## Start Exercise material

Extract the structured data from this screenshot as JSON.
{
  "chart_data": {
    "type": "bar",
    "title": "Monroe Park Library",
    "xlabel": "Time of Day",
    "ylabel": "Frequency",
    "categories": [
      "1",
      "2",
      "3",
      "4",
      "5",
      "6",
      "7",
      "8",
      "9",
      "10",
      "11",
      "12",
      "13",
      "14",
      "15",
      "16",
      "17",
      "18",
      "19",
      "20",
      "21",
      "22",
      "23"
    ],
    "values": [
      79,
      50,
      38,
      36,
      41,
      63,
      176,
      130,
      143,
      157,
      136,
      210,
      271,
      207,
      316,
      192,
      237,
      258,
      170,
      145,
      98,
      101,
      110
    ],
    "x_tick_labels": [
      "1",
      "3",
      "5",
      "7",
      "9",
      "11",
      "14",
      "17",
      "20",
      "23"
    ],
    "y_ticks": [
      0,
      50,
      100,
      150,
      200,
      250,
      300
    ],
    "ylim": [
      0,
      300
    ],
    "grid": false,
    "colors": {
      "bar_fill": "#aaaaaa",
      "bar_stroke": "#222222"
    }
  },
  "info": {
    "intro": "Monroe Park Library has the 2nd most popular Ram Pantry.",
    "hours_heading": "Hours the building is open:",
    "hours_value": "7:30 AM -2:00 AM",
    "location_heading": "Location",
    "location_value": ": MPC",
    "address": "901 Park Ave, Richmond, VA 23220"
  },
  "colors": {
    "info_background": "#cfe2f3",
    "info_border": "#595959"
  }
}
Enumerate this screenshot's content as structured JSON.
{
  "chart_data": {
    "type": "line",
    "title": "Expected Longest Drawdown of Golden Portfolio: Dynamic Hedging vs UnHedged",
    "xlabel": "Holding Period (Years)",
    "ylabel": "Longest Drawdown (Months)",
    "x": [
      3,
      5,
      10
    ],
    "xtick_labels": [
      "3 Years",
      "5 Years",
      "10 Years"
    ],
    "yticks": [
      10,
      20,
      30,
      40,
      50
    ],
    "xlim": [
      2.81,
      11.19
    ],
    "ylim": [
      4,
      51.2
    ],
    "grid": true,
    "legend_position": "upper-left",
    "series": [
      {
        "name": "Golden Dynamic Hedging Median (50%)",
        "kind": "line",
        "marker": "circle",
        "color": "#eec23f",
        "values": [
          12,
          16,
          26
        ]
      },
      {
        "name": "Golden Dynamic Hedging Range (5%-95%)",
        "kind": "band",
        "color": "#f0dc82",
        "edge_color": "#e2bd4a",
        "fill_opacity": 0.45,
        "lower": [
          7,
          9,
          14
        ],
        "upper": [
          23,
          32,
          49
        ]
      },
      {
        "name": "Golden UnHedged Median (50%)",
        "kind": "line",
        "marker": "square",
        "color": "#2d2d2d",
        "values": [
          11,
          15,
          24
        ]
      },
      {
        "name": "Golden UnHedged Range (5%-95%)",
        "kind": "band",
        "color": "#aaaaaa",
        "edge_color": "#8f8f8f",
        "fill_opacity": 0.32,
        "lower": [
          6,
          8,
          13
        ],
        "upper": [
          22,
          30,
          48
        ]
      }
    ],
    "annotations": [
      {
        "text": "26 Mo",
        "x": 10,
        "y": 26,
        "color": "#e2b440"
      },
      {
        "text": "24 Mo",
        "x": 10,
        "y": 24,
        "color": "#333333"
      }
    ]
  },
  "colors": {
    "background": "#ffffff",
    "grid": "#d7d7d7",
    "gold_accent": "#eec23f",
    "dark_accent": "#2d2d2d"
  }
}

## End Exercise material

#### [Do this]
Print the material verbatim, all of it.

#### [Solution to the problem]
Extract the structured data from this screenshot as JSON.
{
  "chart_data": {
    "type": "bar",
    "title": "Monroe Park Library",
    "xlabel": "Time of Day",
    "ylabel": "Frequency",
    "categories": [
      "1",
      "2",
      "3",
      "4",
      "5",
      "6",
      "7",
      "8",
      "9",
      "10",
      "11",
      "12",
      "13",
      "14",
      "15",
      "16",
      "17",
      "18",
      "19",
      "20",
      "21",
      "22",
      "23"
    ],
    "values": [
      79,
      50,
      38,
      36,
      41,
      63,
      176,
      130,
      143,
      157,
      136,
      210,
      271,
      207,
      316,
      192,
      237,
      258,
      170,
      145,
      98,
      101,
      110
    ],
    "x_tick_labels": [
      "1",
      "3",
      "5",
      "7",
      "9",
      "11",
      "14",
      "17",
      "20",
      "23"
    ],
    "y_ticks": [
      0,
      50,
      100,
      150,
      200,
      250,
      300
    ],
    "ylim": [
      0,
      300
    ],
    "grid": false,
    "colors": {
      "bar_fill": "#aaaaaa",
      "bar_stroke": "#222222"
    }
  },
  "info": {
    "intro": "Monroe Park Library has the 2nd most popular Ram Pantry.",
    "hours_heading": "Hours the building is open:",
    "hours_value": "7:30 AM -2:00 AM",
    "location_heading": "Location",
    "location_value": ": MPC",
    "address": "901 Park Ave, Richmond, VA 23220"
  },
  "colors": {
    "info_background": "#cfe2f3",
    "info_border": "#595959"
  }
}
Enumerate this screenshot's content as structured JSON.
{
  "chart_data": {
    "type": "line",
    "title": "Expected Longest Drawdown of Golden Portfolio: Dynamic Hedging vs UnHedged",
    "xlabel": "Holding Period (Years)",
    "ylabel": "Longest Drawdown (Months)",
    "x": [
      3,
      5,
      10
    ],
    "xtick_labels": [
      "3 Years",
      "5 Years",
      "10 Years"
    ],
    "yticks": [
      10,
      20,
      30,
      40,
      50
    ],
    "xlim": [
      2.81,
      11.19
    ],
    "ylim": [
      4,
      51.2
    ],
    "grid": true,
    "legend_position": "upper-left",
    "series": [
      {
        "name": "Golden Dynamic Hedging Median (50%)",
        "kind": "line",
        "marker": "circle",
        "color": "#eec23f",
        "values": [
          12,
          16,
          26
        ]
      },
      {
        "name": "Golden Dynamic Hedging Range (5%-95%)",
        "kind": "band",
        "color": "#f0dc82",
        "edge_color": "#e2bd4a",
        "fill_opacity": 0.45,
        "lower": [
          7,
          9,
          14
        ],
        "upper": [
          23,
          32,
          49
        ]
      },
      {
        "name": "Golden UnHedged Median (50%)",
        "kind": "line",
        "marker": "square",
        "color": "#2d2d2d",
        "values": [
          11,
          15,
          24
        ]
      },
      {
        "name": "Golden UnHedged Range (5%-95%)",
        "kind": "band",
        "color": "#aaaaaa",
        "edge_color": "#8f8f8f",
        "fill_opacity": 0.32,
        "lower": [
          6,
          8,
          13
        ],
        "upper": [
          22,
          30,
          48
        ]
      }
    ],
    "annotations": [
      {
        "text": "26 Mo",
        "x": 10,
        "y": 26,
        "color": "#e2b440"
      },
      {
        "text": "24 Mo",
        "x": 10,
        "y": 24,
        "color": "#333333"
      }
    ]
  },
  "colors": {
    "background": "#ffffff",
    "grid": "#d7d7d7",
    "gold_accent": "#eec23f",
    "dark_accent": "#2d2d2d"
  }
}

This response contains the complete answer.